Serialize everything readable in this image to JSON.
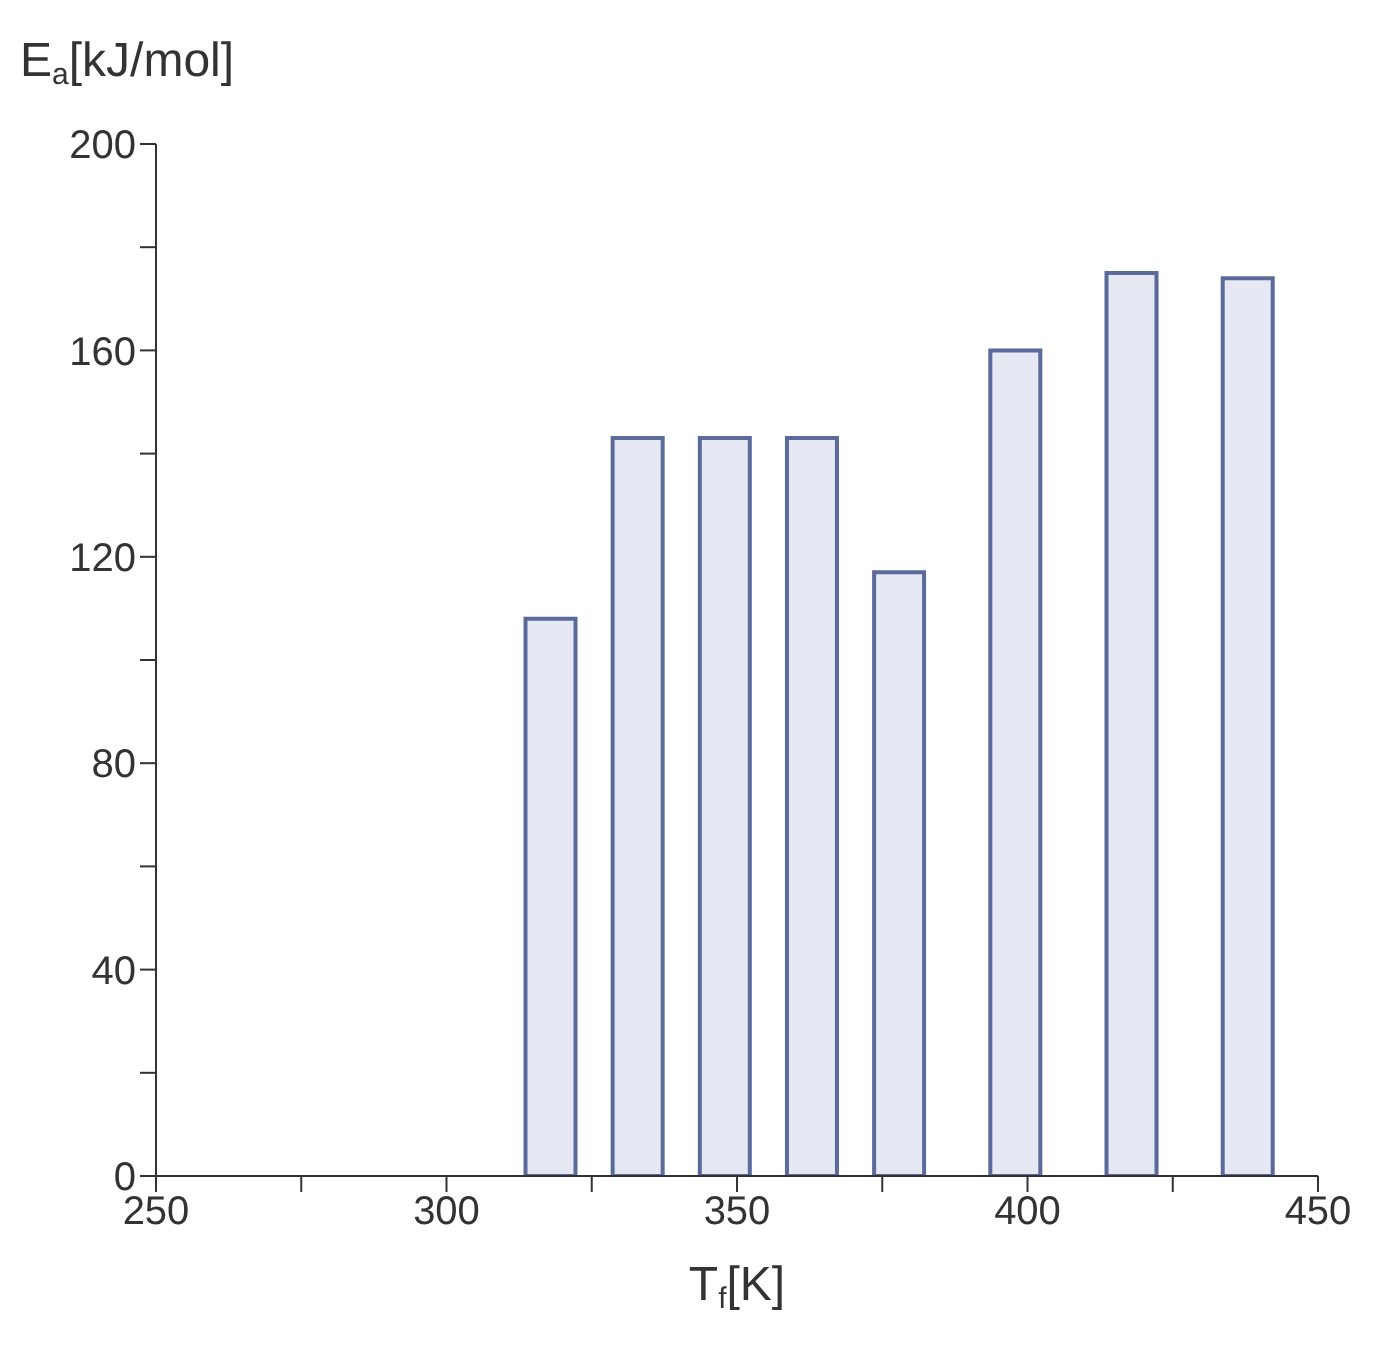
{
  "chart_data": {
    "type": "bar",
    "xlabel": "T$_{f}$[K]",
    "ylabel": "E$_{a}$[kJ/mol]",
    "x": [
      318,
      333,
      348,
      363,
      378,
      398,
      418,
      438
    ],
    "values": [
      108,
      143,
      143,
      143,
      117,
      160,
      175,
      174
    ],
    "color": "#e6e9f4",
    "xlim": [
      250,
      450
    ],
    "xticks": [
      250,
      {
        "value": 275,
        "label": null
      },
      300,
      {
        "value": 325,
        "label": null
      },
      350,
      {
        "value": 375,
        "label": null
      },
      400,
      {
        "value": 425,
        "label": null
      },
      450
    ],
    "ylim": [
      0,
      200
    ],
    "yticks": [
      0,
      {
        "value": 20,
        "label": null
      },
      40,
      {
        "value": 60,
        "label": null
      },
      80,
      {
        "value": 100,
        "label": null
      },
      120,
      {
        "value": 140,
        "label": null
      },
      160,
      {
        "value": 180,
        "label": null
      },
      200
    ],
    "grid": false
  }
}
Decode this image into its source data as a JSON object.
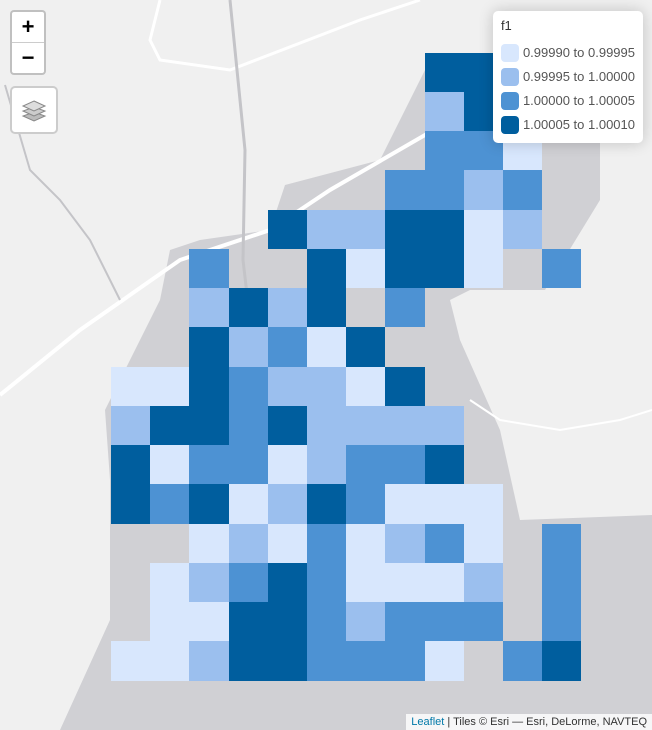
{
  "controls": {
    "zoom_in": "+",
    "zoom_out": "−",
    "layers_icon": "layers-icon"
  },
  "legend": {
    "title": "f1",
    "items": [
      {
        "label": "0.99990 to 0.99995",
        "color": "#d8e7fd"
      },
      {
        "label": "0.99995 to 1.00000",
        "color": "#9bbfee"
      },
      {
        "label": "1.00000 to 1.00005",
        "color": "#4d92d3"
      },
      {
        "label": "1.00005 to 1.00010",
        "color": "#005e9e"
      }
    ]
  },
  "attribution": {
    "link": "Leaflet",
    "text": " | Tiles © Esri — Esri, DeLorme, NAVTEQ"
  },
  "basemap_colors": {
    "land": "#f0f0f0",
    "water": "#d0d0d4",
    "road": "#ffffff"
  },
  "grid": [
    "........444.",
    "........243.",
    "........331.",
    ".......3323.",
    "....4224412.",
    "..3..41441 3",
    "..2424 3....",
    "..42314.....",
    "11432214....",
    "244342222...",
    "413312334...",
    "4341243111..",
    "..12131231 3",
    ".123431112 3",
    ".114432333 3",
    "112443331 34"
  ]
}
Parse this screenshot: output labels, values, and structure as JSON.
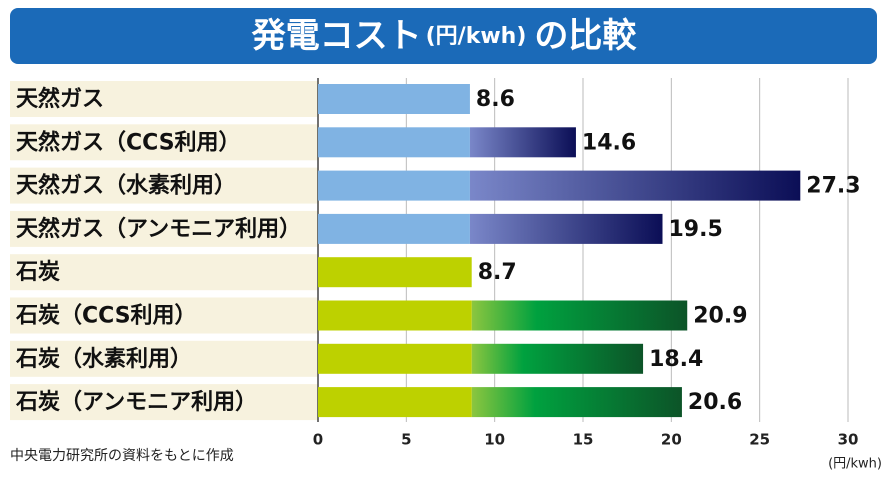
{
  "chart_data": {
    "type": "bar",
    "title": "発電コスト",
    "title_unit": "(円/kwh)",
    "title_suffix": "の比較",
    "categories": [
      "天然ガス",
      "天然ガス（CCS利用）",
      "天然ガス（水素利用）",
      "天然ガス（アンモニア利用）",
      "石炭",
      "石炭（CCS利用）",
      "石炭（水素利用）",
      "石炭（アンモニア利用）"
    ],
    "values": [
      8.6,
      14.6,
      27.3,
      19.5,
      8.7,
      20.9,
      18.4,
      20.6
    ],
    "colors": {
      "gas_base": "#80b3e3",
      "gas_from": "#7a87c9",
      "gas_to": "#0b0e56",
      "coal_base": "#bdd100",
      "coal_from": "#8cc63f",
      "coal_mid": "#00a13f",
      "coal_to": "#0c5428"
    },
    "xlim": [
      0,
      30
    ],
    "xticks": [
      0,
      5,
      10,
      15,
      20,
      25,
      30
    ],
    "grid": true,
    "x_unit": "(円/kwh)",
    "source": "中央電力研究所の資料をもとに作成"
  }
}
════════════════════
Each record above should be copied character for character, with pictures dropped.

**FINISHED TASK**
Serialize everything readable in this image to JSON.
{
  "chart_data": {
    "type": "bar",
    "xlabel": "T$_{f}$[K]",
    "ylabel": "E$_{a}$[kJ/mol]",
    "x": [
      318,
      333,
      348,
      363,
      378,
      398,
      418,
      438
    ],
    "values": [
      108,
      143,
      143,
      143,
      117,
      160,
      175,
      174
    ],
    "color": "#e6e9f4",
    "xlim": [
      250,
      450
    ],
    "xticks": [
      250,
      {
        "value": 275,
        "label": null
      },
      300,
      {
        "value": 325,
        "label": null
      },
      350,
      {
        "value": 375,
        "label": null
      },
      400,
      {
        "value": 425,
        "label": null
      },
      450
    ],
    "ylim": [
      0,
      200
    ],
    "yticks": [
      0,
      {
        "value": 20,
        "label": null
      },
      40,
      {
        "value": 60,
        "label": null
      },
      80,
      {
        "value": 100,
        "label": null
      },
      120,
      {
        "value": 140,
        "label": null
      },
      160,
      {
        "value": 180,
        "label": null
      },
      200
    ],
    "grid": false
  }
}
Decode this image into its source data as a JSON object.
{
  "controls": {
    "zoom_in": "+",
    "zoom_out": "−",
    "layers_icon": "layers-icon"
  },
  "legend": {
    "title": "f1",
    "items": [
      {
        "label": "0.99990 to 0.99995",
        "color": "#d8e7fd"
      },
      {
        "label": "0.99995 to 1.00000",
        "color": "#9bbfee"
      },
      {
        "label": "1.00000 to 1.00005",
        "color": "#4d92d3"
      },
      {
        "label": "1.00005 to 1.00010",
        "color": "#005e9e"
      }
    ]
  },
  "attribution": {
    "link": "Leaflet",
    "text": " | Tiles © Esri — Esri, DeLorme, NAVTEQ"
  },
  "basemap_colors": {
    "land": "#f0f0f0",
    "water": "#d0d0d4",
    "road": "#ffffff"
  },
  "grid": [
    "........444.",
    "........243.",
    "........331.",
    ".......3323.",
    "....4224412.",
    "..3..41441 3",
    "..2424 3....",
    "..42314.....",
    "11432214....",
    "244342222...",
    "413312334...",
    "4341243111..",
    "..12131231 3",
    ".123431112 3",
    ".114432333 3",
    "112443331 34"
  ]
}
Parse this screenshot: output labels, values, and structure as JSON.
{
  "chart_data": {
    "type": "bar",
    "title": "発電コスト",
    "title_unit": "(円/kwh)",
    "title_suffix": "の比較",
    "categories": [
      "天然ガス",
      "天然ガス（CCS利用）",
      "天然ガス（水素利用）",
      "天然ガス（アンモニア利用）",
      "石炭",
      "石炭（CCS利用）",
      "石炭（水素利用）",
      "石炭（アンモニア利用）"
    ],
    "values": [
      8.6,
      14.6,
      27.3,
      19.5,
      8.7,
      20.9,
      18.4,
      20.6
    ],
    "colors": {
      "gas_base": "#80b3e3",
      "gas_from": "#7a87c9",
      "gas_to": "#0b0e56",
      "coal_base": "#bdd100",
      "coal_from": "#8cc63f",
      "coal_mid": "#00a13f",
      "coal_to": "#0c5428"
    },
    "xlim": [
      0,
      30
    ],
    "xticks": [
      0,
      5,
      10,
      15,
      20,
      25,
      30
    ],
    "grid": true,
    "x_unit": "(円/kwh)",
    "source": "中央電力研究所の資料をもとに作成"
  }
}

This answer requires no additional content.